> **Written request**:
Count, in the entries below, the lines in which "right" occurs. Give the number, nothing more.

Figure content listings
▬▬▬

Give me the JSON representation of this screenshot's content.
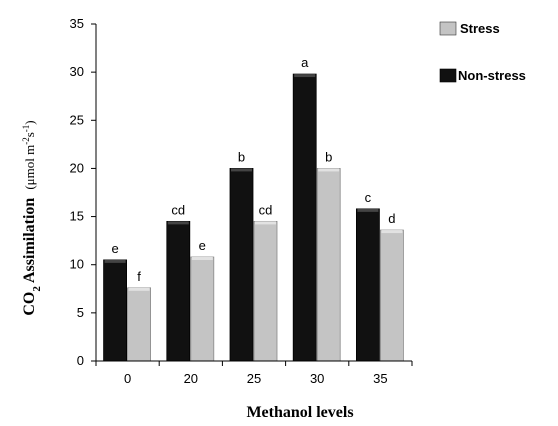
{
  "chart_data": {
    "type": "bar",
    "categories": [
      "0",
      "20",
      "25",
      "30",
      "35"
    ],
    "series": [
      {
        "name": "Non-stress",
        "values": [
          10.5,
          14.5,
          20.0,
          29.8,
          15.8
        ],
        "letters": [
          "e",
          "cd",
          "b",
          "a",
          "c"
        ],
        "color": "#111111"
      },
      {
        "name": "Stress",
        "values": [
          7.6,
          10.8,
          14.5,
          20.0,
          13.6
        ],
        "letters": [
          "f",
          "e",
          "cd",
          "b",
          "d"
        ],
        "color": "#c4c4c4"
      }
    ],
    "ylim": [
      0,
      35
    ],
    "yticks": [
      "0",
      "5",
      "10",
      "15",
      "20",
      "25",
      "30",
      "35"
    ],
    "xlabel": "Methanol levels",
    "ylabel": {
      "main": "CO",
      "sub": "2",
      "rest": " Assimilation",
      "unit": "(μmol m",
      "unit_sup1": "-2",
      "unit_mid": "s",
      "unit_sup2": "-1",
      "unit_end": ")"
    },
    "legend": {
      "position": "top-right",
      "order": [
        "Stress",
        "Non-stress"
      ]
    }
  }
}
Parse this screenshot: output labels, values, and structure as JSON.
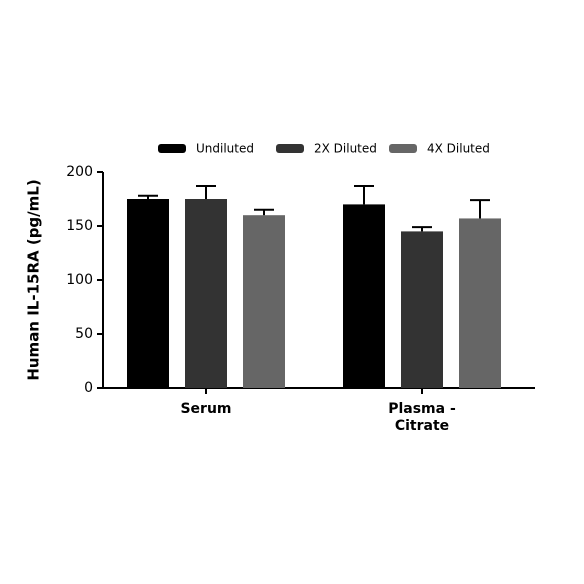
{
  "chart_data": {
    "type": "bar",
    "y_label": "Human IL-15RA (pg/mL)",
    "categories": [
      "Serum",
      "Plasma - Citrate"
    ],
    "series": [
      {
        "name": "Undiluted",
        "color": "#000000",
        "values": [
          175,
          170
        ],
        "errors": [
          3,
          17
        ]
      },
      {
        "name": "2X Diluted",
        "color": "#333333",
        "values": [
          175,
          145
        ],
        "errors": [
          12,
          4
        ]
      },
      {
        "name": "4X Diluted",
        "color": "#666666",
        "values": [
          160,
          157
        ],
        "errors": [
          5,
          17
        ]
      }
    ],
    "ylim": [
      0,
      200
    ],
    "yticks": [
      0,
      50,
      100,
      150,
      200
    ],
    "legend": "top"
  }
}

▬▬▬

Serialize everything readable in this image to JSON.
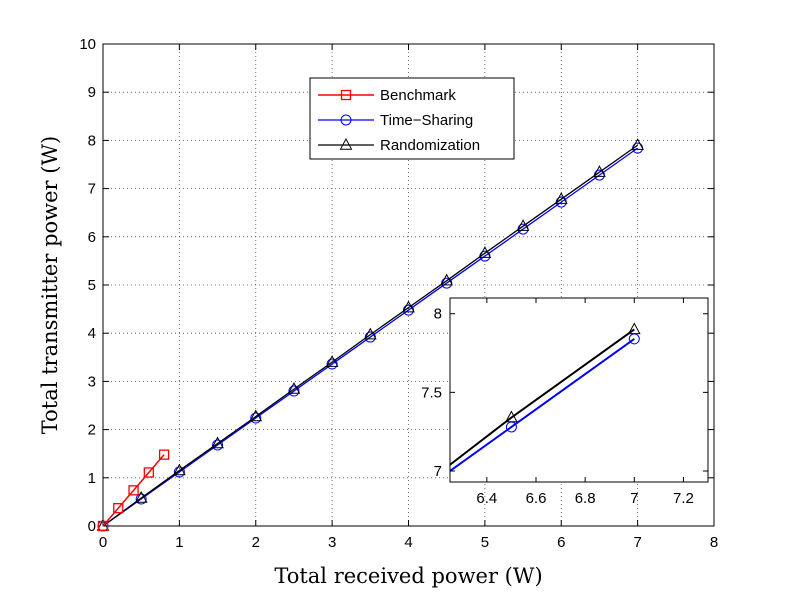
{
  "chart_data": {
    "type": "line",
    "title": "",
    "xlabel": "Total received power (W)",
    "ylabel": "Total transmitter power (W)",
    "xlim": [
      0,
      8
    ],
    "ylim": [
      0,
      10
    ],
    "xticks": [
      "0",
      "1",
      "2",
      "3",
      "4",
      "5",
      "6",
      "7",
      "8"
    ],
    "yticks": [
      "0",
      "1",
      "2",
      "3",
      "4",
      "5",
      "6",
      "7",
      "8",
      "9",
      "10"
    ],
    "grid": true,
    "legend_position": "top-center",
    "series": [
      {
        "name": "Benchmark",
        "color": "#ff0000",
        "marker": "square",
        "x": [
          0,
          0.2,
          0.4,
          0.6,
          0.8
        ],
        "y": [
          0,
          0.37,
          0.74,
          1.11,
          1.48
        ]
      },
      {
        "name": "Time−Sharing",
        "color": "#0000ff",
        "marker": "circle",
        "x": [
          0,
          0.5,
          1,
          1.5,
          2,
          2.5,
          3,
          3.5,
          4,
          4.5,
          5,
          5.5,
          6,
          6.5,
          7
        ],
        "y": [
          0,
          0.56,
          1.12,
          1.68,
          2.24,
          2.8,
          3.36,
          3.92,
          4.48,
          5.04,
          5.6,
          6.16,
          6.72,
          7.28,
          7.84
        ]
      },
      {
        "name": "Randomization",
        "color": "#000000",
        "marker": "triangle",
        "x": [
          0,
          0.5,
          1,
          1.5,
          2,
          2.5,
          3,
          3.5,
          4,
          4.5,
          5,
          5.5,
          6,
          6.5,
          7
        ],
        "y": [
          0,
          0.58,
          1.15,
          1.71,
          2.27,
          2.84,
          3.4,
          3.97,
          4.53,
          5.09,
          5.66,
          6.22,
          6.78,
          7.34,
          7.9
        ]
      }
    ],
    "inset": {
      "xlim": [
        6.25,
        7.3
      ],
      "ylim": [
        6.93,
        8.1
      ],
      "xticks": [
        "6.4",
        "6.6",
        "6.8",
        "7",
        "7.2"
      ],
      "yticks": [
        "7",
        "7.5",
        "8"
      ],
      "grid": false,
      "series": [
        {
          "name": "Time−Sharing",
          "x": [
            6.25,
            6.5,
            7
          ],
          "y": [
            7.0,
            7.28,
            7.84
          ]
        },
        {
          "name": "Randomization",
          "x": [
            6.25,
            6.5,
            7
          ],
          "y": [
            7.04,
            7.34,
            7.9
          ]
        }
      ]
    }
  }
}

▬▬▬

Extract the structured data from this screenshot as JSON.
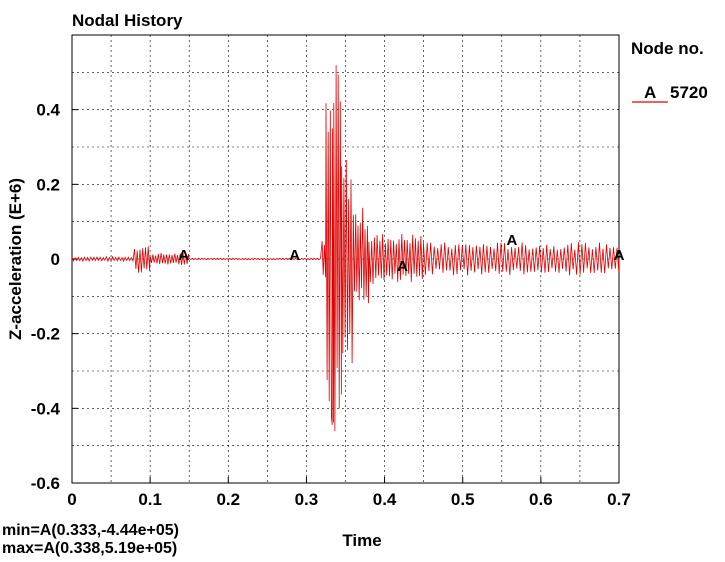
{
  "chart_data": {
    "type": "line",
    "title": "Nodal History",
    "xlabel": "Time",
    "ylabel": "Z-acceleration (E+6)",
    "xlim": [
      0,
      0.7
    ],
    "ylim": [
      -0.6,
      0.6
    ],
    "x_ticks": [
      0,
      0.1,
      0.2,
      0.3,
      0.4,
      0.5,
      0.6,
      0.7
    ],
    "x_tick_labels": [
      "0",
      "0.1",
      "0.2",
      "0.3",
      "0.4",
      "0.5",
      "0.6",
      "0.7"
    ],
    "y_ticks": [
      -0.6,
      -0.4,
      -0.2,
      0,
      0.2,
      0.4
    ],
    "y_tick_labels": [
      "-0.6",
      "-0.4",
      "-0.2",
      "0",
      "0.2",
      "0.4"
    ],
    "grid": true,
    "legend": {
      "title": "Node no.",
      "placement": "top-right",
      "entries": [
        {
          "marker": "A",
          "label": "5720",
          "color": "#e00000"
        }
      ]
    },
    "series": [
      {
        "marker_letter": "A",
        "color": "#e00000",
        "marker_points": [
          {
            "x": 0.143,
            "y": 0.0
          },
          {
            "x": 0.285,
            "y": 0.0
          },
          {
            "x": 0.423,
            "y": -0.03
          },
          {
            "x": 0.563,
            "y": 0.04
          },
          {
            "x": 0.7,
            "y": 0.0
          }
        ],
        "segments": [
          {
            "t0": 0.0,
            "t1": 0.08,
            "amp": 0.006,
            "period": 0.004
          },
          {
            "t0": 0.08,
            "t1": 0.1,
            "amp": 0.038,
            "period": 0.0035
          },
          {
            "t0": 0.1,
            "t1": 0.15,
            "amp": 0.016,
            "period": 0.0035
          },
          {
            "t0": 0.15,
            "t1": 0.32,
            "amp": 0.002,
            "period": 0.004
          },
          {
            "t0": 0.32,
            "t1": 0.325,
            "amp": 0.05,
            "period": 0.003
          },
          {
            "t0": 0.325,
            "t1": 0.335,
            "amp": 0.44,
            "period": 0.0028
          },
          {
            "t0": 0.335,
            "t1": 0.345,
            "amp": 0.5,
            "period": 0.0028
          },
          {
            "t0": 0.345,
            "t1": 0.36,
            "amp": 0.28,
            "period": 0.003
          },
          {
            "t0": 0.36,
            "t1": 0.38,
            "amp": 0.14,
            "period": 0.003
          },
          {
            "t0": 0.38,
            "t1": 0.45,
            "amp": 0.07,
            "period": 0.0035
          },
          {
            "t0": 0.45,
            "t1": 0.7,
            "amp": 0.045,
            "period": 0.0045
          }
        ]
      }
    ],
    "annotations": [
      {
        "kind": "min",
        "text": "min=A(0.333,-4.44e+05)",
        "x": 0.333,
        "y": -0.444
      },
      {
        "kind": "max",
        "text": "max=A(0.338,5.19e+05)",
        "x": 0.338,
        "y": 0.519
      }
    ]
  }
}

▬▬▬

> **Output of the task**:
2